Task to complete
Print out every record exactly as it appears.

◆ ◆ ◆ ◆

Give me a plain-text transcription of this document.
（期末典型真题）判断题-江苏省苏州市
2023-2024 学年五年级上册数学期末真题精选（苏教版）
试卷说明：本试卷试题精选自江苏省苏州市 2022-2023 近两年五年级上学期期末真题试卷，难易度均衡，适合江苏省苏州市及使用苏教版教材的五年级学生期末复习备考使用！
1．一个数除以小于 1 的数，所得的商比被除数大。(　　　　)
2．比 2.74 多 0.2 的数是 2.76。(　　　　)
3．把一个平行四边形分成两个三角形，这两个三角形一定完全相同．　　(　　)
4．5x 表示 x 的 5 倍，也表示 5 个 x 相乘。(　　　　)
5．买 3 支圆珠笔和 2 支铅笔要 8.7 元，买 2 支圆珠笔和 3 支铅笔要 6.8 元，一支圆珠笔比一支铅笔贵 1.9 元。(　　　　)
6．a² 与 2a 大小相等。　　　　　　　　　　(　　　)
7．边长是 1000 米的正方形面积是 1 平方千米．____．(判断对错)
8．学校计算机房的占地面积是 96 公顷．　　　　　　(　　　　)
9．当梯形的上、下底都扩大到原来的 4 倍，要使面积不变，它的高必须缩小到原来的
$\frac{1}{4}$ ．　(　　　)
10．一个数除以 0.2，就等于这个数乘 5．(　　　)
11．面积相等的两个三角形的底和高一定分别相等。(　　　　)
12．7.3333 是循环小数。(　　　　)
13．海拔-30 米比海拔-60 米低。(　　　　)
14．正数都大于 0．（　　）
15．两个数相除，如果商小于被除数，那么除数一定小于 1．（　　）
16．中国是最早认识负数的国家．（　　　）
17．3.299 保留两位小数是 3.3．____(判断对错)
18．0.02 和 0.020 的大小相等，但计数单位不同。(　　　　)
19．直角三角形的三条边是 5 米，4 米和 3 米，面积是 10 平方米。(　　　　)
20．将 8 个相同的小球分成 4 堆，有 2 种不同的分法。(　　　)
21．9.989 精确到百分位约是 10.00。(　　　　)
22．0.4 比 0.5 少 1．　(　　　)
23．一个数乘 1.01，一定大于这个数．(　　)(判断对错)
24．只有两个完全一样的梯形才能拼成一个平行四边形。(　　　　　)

◆ ◆ ◆ ◆

Solution
Give me a plain-text transcription of this document.
（期末典型真题）判断题-江苏省苏州市
2023-2024 学年五年级上册数学期末真题精选（苏教版）
试卷说明：本试卷试题精选自江苏省苏州市 2022-2023 近两年五年级上学期期末真题试卷，难易度均衡，适合江苏省苏州市及使用苏教版教材的五年级学生期末复习备考使用！
1．一个数除以小于 1 的数，所得的商比被除数大。(　　　　)
2．比 2.74 多 0.2 的数是 2.76。(　　　　)
3．把一个平行四边形分成两个三角形，这两个三角形一定完全相同．　　(　　)
4．5x 表示 x 的 5 倍，也表示 5 个 x 相乘。(　　　　)
5．买 3 支圆珠笔和 2 支铅笔要 8.7 元，买 2 支圆珠笔和 3 支铅笔要 6.8 元，一支圆珠笔比一支铅笔贵 1.9 元。(　　　　)
6．a² 与 2a 大小相等。　　　　　　　　　　(　　　)
7．边长是 1000 米的正方形面积是 1 平方千米．____．(判断对错)
8．学校计算机房的占地面积是 96 公顷．　　　　　　(　　　　)
9．当梯形的上、下底都扩大到原来的 4 倍，要使面积不变，它的高必须缩小到原来的
$\frac{1}{4}$ ．　(　　　)
10．一个数除以 0.2，就等于这个数乘 5．(　　　)
11．面积相等的两个三角形的底和高一定分别相等。(　　　　)
12．7.3333 是循环小数。(　　　　)
13．海拔-30 米比海拔-60 米低。(　　　　)
14．正数都大于 0．（　　）
15．两个数相除，如果商小于被除数，那么除数一定小于 1．（　　）
16．中国是最早认识负数的国家．（　　　）
17．3.299 保留两位小数是 3.3．____(判断对错)
18．0.02 和 0.020 的大小相等，但计数单位不同。(　　　　)
19．直角三角形的三条边是 5 米，4 米和 3 米，面积是 10 平方米。(　　　　)
20．将 8 个相同的小球分成 4 堆，有 2 种不同的分法。(　　　)
21．9.989 精确到百分位约是 10.00。(　　　　)
22．0.4 比 0.5 少 1．　(　　　)
23．一个数乘 1.01，一定大于这个数．(　　)(判断对错)
24．只有两个完全一样的梯形才能拼成一个平行四边形。(　　　　　)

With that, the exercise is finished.